What you have to do — Output the full listing below exactly, without the pictures.
-- begin Record set --
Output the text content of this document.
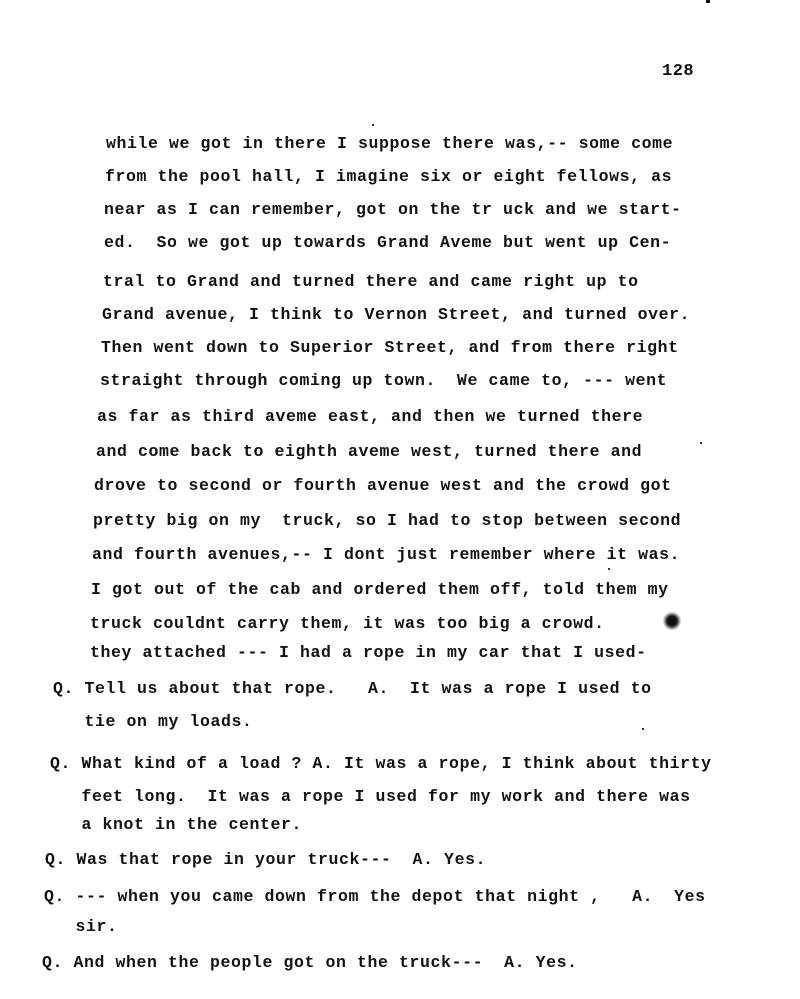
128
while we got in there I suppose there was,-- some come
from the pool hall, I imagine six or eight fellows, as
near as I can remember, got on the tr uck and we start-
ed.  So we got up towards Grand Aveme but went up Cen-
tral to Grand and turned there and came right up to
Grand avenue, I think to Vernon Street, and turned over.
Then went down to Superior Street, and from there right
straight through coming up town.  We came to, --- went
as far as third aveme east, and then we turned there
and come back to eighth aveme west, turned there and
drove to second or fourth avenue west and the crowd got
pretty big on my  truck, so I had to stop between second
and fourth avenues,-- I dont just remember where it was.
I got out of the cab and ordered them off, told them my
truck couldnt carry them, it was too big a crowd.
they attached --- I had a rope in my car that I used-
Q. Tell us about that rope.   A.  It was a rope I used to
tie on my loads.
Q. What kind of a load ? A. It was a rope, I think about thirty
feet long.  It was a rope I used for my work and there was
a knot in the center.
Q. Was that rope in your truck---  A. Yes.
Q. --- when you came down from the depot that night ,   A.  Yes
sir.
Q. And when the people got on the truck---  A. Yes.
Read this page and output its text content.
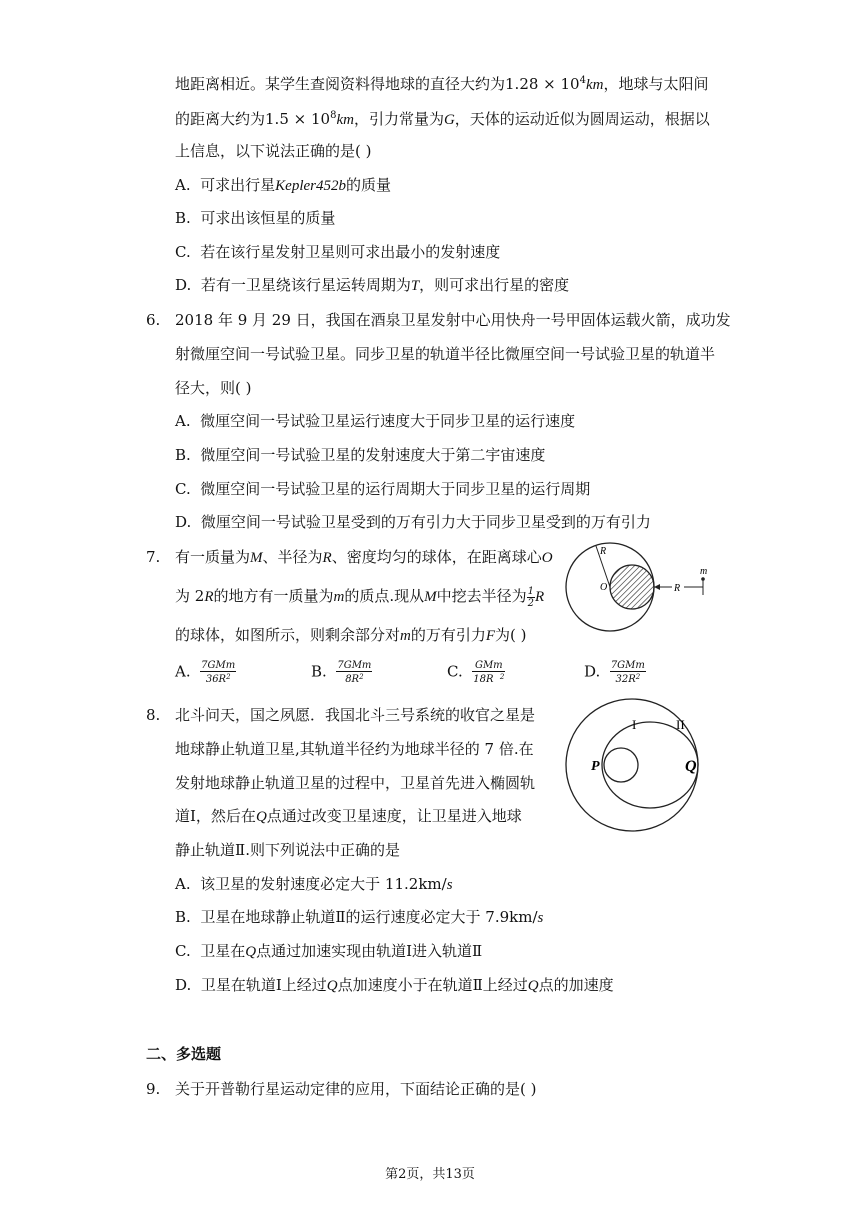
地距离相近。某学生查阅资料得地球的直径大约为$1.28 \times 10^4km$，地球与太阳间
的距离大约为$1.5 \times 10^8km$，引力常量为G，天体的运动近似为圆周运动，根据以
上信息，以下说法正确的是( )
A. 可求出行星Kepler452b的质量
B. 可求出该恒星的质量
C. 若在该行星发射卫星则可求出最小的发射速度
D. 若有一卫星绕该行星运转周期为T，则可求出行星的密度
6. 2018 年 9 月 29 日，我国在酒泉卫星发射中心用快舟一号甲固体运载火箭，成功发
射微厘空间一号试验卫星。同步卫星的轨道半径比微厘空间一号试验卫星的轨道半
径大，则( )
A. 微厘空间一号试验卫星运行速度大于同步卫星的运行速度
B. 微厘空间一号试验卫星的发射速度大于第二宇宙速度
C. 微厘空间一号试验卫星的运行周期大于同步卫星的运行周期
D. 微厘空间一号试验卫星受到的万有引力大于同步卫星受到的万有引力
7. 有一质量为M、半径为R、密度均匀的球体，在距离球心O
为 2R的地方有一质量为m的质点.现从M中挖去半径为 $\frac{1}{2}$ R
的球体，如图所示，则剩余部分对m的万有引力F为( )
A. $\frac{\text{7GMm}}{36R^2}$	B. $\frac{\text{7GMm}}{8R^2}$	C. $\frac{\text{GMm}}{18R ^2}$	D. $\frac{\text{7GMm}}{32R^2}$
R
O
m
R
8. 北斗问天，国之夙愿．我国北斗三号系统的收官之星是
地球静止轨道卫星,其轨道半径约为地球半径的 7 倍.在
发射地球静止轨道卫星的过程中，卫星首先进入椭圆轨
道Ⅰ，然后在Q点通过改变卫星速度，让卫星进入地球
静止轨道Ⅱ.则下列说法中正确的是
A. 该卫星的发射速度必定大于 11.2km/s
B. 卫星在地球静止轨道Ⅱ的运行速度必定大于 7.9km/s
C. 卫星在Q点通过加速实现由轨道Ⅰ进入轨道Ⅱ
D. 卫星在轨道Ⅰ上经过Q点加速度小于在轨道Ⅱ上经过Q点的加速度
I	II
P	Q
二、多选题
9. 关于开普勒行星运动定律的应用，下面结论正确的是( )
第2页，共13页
-- end Record set --
Exercise answer —
Output the text content of this document.
128
while we got in there I suppose there was,-- some come
from the pool hall, I imagine six or eight fellows, as
near as I can remember, got on the tr uck and we start-
ed.  So we got up towards Grand Aveme but went up Cen-
tral to Grand and turned there and came right up to
Grand avenue, I think to Vernon Street, and turned over.
Then went down to Superior Street, and from there right
straight through coming up town.  We came to, --- went
as far as third aveme east, and then we turned there
and come back to eighth aveme west, turned there and
drove to second or fourth avenue west and the crowd got
pretty big on my  truck, so I had to stop between second
and fourth avenues,-- I dont just remember where it was.
I got out of the cab and ordered them off, told them my
truck couldnt carry them, it was too big a crowd.
they attached --- I had a rope in my car that I used-
Q. Tell us about that rope.   A.  It was a rope I used to
tie on my loads.
Q. What kind of a load ? A. It was a rope, I think about thirty
feet long.  It was a rope I used for my work and there was
a knot in the center.
Q. Was that rope in your truck---  A. Yes.
Q. --- when you came down from the depot that night ,   A.  Yes
sir.
Q. And when the people got on the truck---  A. Yes.
Read this page and output its text content.
地距离相近。某学生查阅资料得地球的直径大约为$1.28 \times 10^4km$，地球与太阳间
的距离大约为$1.5 \times 10^8km$，引力常量为G，天体的运动近似为圆周运动，根据以
上信息，以下说法正确的是( )
A. 可求出行星Kepler452b的质量
B. 可求出该恒星的质量
C. 若在该行星发射卫星则可求出最小的发射速度
D. 若有一卫星绕该行星运转周期为T，则可求出行星的密度
6. 2018 年 9 月 29 日，我国在酒泉卫星发射中心用快舟一号甲固体运载火箭，成功发
射微厘空间一号试验卫星。同步卫星的轨道半径比微厘空间一号试验卫星的轨道半
径大，则( )
A. 微厘空间一号试验卫星运行速度大于同步卫星的运行速度
B. 微厘空间一号试验卫星的发射速度大于第二宇宙速度
C. 微厘空间一号试验卫星的运行周期大于同步卫星的运行周期
D. 微厘空间一号试验卫星受到的万有引力大于同步卫星受到的万有引力
7. 有一质量为M、半径为R、密度均匀的球体，在距离球心O
为 2R的地方有一质量为m的质点.现从M中挖去半径为 $\frac{1}{2}$ R
的球体，如图所示，则剩余部分对m的万有引力F为( )
A. $\frac{\text{7GMm}}{36R^2}$	B. $\frac{\text{7GMm}}{8R^2}$	C. $\frac{\text{GMm}}{18R ^2}$	D. $\frac{\text{7GMm}}{32R^2}$
R
O
m
R
8. 北斗问天，国之夙愿．我国北斗三号系统的收官之星是
地球静止轨道卫星,其轨道半径约为地球半径的 7 倍.在
发射地球静止轨道卫星的过程中，卫星首先进入椭圆轨
道Ⅰ，然后在Q点通过改变卫星速度，让卫星进入地球
静止轨道Ⅱ.则下列说法中正确的是
A. 该卫星的发射速度必定大于 11.2km/s
B. 卫星在地球静止轨道Ⅱ的运行速度必定大于 7.9km/s
C. 卫星在Q点通过加速实现由轨道Ⅰ进入轨道Ⅱ
D. 卫星在轨道Ⅰ上经过Q点加速度小于在轨道Ⅱ上经过Q点的加速度
I	II
P	Q
二、多选题
9. 关于开普勒行星运动定律的应用，下面结论正确的是( )
第2页，共13页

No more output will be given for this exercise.